__What is expected__: Copy the records that follow exactly, leaving nothing out.

__Working data__:
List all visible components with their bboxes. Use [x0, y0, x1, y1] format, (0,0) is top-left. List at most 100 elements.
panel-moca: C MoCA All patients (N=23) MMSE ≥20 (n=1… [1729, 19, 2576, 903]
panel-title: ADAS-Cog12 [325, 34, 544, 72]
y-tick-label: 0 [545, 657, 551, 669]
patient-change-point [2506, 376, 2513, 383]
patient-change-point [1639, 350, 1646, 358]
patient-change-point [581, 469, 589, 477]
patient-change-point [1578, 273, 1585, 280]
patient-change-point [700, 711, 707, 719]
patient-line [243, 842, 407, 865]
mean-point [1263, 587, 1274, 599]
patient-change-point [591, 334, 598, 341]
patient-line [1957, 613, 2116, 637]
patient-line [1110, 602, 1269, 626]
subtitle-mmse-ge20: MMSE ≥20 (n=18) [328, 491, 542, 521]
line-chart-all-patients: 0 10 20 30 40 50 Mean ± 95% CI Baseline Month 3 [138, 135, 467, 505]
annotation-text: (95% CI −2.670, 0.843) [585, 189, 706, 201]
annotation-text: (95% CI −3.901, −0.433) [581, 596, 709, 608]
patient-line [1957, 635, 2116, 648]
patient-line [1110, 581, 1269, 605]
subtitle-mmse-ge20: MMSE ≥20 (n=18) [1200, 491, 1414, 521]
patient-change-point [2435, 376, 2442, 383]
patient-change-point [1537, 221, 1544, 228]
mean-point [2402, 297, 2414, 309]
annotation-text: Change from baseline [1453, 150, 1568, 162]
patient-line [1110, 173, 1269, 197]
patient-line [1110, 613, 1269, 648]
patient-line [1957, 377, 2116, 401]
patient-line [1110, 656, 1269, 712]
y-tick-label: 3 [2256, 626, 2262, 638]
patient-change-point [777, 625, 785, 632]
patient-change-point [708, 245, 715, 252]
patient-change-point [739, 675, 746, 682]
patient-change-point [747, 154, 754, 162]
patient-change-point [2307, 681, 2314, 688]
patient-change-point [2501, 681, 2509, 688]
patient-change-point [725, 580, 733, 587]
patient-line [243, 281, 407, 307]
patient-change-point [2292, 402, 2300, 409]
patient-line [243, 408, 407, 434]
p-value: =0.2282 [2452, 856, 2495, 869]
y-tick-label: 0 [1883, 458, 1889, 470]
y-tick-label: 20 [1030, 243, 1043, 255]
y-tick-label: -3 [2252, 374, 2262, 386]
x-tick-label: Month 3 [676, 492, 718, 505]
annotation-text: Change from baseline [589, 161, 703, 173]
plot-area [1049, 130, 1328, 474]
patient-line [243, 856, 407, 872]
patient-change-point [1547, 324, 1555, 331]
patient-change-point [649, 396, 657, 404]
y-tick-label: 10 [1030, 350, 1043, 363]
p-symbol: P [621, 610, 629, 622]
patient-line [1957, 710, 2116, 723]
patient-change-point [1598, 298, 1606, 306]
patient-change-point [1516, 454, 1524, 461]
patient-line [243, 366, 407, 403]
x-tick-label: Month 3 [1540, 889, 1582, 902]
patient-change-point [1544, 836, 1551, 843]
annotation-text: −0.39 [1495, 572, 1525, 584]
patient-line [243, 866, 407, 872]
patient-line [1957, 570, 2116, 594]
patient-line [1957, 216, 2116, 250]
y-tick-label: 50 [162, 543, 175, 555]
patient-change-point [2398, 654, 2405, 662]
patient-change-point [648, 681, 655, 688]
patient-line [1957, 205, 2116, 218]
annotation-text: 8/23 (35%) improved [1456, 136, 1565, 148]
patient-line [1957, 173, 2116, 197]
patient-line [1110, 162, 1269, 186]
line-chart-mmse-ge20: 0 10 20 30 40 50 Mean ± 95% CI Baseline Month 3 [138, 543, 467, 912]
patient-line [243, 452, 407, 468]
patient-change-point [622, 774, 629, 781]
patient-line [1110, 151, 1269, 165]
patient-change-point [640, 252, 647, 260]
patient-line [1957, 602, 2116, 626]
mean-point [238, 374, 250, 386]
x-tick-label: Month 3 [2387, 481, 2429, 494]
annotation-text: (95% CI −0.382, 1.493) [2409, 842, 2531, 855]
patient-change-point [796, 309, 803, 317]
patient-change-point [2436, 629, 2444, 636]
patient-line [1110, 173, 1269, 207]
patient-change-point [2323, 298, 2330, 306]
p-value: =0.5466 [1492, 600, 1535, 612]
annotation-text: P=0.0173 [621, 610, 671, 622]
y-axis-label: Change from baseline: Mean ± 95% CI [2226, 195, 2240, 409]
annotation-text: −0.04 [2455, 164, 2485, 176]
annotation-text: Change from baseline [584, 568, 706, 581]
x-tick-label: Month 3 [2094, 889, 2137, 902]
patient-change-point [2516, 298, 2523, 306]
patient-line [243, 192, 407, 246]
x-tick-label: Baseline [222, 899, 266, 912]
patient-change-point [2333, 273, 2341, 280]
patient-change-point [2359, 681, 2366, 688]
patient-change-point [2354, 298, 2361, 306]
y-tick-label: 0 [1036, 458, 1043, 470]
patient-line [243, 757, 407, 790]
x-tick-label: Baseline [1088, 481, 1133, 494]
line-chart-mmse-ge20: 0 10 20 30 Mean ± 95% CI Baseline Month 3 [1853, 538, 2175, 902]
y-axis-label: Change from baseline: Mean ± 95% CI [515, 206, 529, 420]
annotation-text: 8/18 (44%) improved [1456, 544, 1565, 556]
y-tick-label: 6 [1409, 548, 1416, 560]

__Result__:
List all visible components with their bboxes. Use [x0, y0, x1, y1] format, (0,0) is top-left. List at most 100 elements.
panel-moca: C MoCA All patients (N=23) MMSE ≥20 (n=1… [1729, 19, 2576, 903]
panel-title: ADAS-Cog12 [325, 34, 544, 72]
y-tick-label: 0 [545, 657, 551, 669]
patient-change-point [2506, 376, 2513, 383]
patient-change-point [1639, 350, 1646, 358]
patient-change-point [581, 469, 589, 477]
patient-change-point [1578, 273, 1585, 280]
patient-change-point [700, 711, 707, 719]
patient-line [243, 842, 407, 865]
mean-point [1263, 587, 1274, 599]
patient-change-point [591, 334, 598, 341]
patient-line [1957, 613, 2116, 637]
patient-line [1110, 602, 1269, 626]
subtitle-mmse-ge20: MMSE ≥20 (n=18) [328, 491, 542, 521]
line-chart-all-patients: 0 10 20 30 40 50 Mean ± 95% CI Baseline Month 3 [138, 135, 467, 505]
annotation-text: (95% CI −2.670, 0.843) [585, 189, 706, 201]
annotation-text: (95% CI −3.901, −0.433) [581, 596, 709, 608]
patient-line [1957, 635, 2116, 648]
patient-line [1110, 581, 1269, 605]
subtitle-mmse-ge20: MMSE ≥20 (n=18) [1200, 491, 1414, 521]
patient-change-point [2435, 376, 2442, 383]
patient-change-point [1537, 221, 1544, 228]
mean-point [2402, 297, 2414, 309]
annotation-text: Change from baseline [1453, 150, 1568, 162]
patient-line [1110, 173, 1269, 197]
patient-line [1110, 613, 1269, 648]
patient-line [1957, 377, 2116, 401]
patient-line [1110, 656, 1269, 712]
y-tick-label: 3 [2256, 626, 2262, 638]
patient-change-point [777, 625, 785, 632]
patient-change-point [708, 245, 715, 252]
patient-change-point [739, 675, 746, 682]
patient-change-point [747, 154, 754, 162]
patient-change-point [2307, 681, 2314, 688]
patient-change-point [2501, 681, 2509, 688]
patient-change-point [725, 580, 733, 587]
patient-line [243, 281, 407, 307]
patient-change-point [2292, 402, 2300, 409]
patient-line [243, 408, 407, 434]
p-value: =0.2282 [2452, 856, 2495, 869]
y-tick-label: 0 [1883, 458, 1889, 470]
y-tick-label: 20 [1030, 243, 1043, 255]
y-tick-label: -3 [2252, 374, 2262, 386]
x-tick-label: Month 3 [676, 492, 718, 505]
annotation-text: Change from baseline [589, 161, 703, 173]
plot-area [1049, 130, 1328, 474]
patient-line [243, 856, 407, 872]
patient-change-point [1547, 324, 1555, 331]
patient-change-point [649, 396, 657, 404]
y-tick-label: 10 [1030, 350, 1043, 363]
p-symbol: P [621, 610, 629, 622]
patient-line [1957, 710, 2116, 723]
patient-change-point [1598, 298, 1606, 306]
patient-change-point [1516, 454, 1524, 461]
patient-line [243, 366, 407, 403]
x-tick-label: Month 3 [1540, 889, 1582, 902]
patient-change-point [1544, 836, 1551, 843]
annotation-text: −0.39 [1495, 572, 1525, 584]
patient-line [243, 866, 407, 872]
patient-line [1957, 570, 2116, 594]
patient-line [1957, 216, 2116, 250]
y-tick-label: 50 [162, 543, 175, 555]
patient-change-point [2398, 654, 2405, 662]
patient-change-point [648, 681, 655, 688]
patient-line [1957, 205, 2116, 218]
annotation-text: 8/23 (35%) improved [1456, 136, 1565, 148]
patient-line [1957, 173, 2116, 197]
patient-line [1110, 162, 1269, 186]
line-chart-mmse-ge20: 0 10 20 30 40 50 Mean ± 95% CI Baseline Month 3 [138, 543, 467, 912]
patient-line [243, 452, 407, 468]
patient-change-point [622, 774, 629, 781]
patient-line [1110, 151, 1269, 165]
patient-change-point [640, 252, 647, 260]
patient-line [1957, 602, 2116, 626]
mean-point [238, 374, 250, 386]
x-tick-label: Month 3 [2387, 481, 2429, 494]
annotation-text: (95% CI −0.382, 1.493) [2409, 842, 2531, 855]
patient-change-point [796, 309, 803, 317]
patient-change-point [2436, 629, 2444, 636]
patient-line [1110, 173, 1269, 207]
patient-change-point [2323, 298, 2330, 306]
p-value: =0.5466 [1492, 600, 1535, 612]
annotation-text: P=0.0173 [621, 610, 671, 622]
y-axis-label: Change from baseline: Mean ± 95% CI [2226, 195, 2240, 409]
annotation-text: −0.04 [2455, 164, 2485, 176]
annotation-text: Change from baseline [584, 568, 706, 581]
x-tick-label: Month 3 [2094, 889, 2137, 902]
patient-change-point [2516, 298, 2523, 306]
patient-line [243, 192, 407, 246]
x-tick-label: Baseline [222, 899, 266, 912]
patient-change-point [2333, 273, 2341, 280]
patient-change-point [2359, 681, 2366, 688]
patient-change-point [2354, 298, 2361, 306]
y-tick-label: 0 [1036, 458, 1043, 470]
patient-line [243, 757, 407, 790]
x-tick-label: Baseline [1088, 481, 1133, 494]
line-chart-mmse-ge20: 0 10 20 30 Mean ± 95% CI Baseline Month 3 [1853, 538, 2175, 902]
y-axis-label: Change from baseline: Mean ± 95% CI [515, 206, 529, 420]
annotation-text: 8/18 (44%) improved [1456, 544, 1565, 556]
y-tick-label: 6 [1409, 548, 1416, 560]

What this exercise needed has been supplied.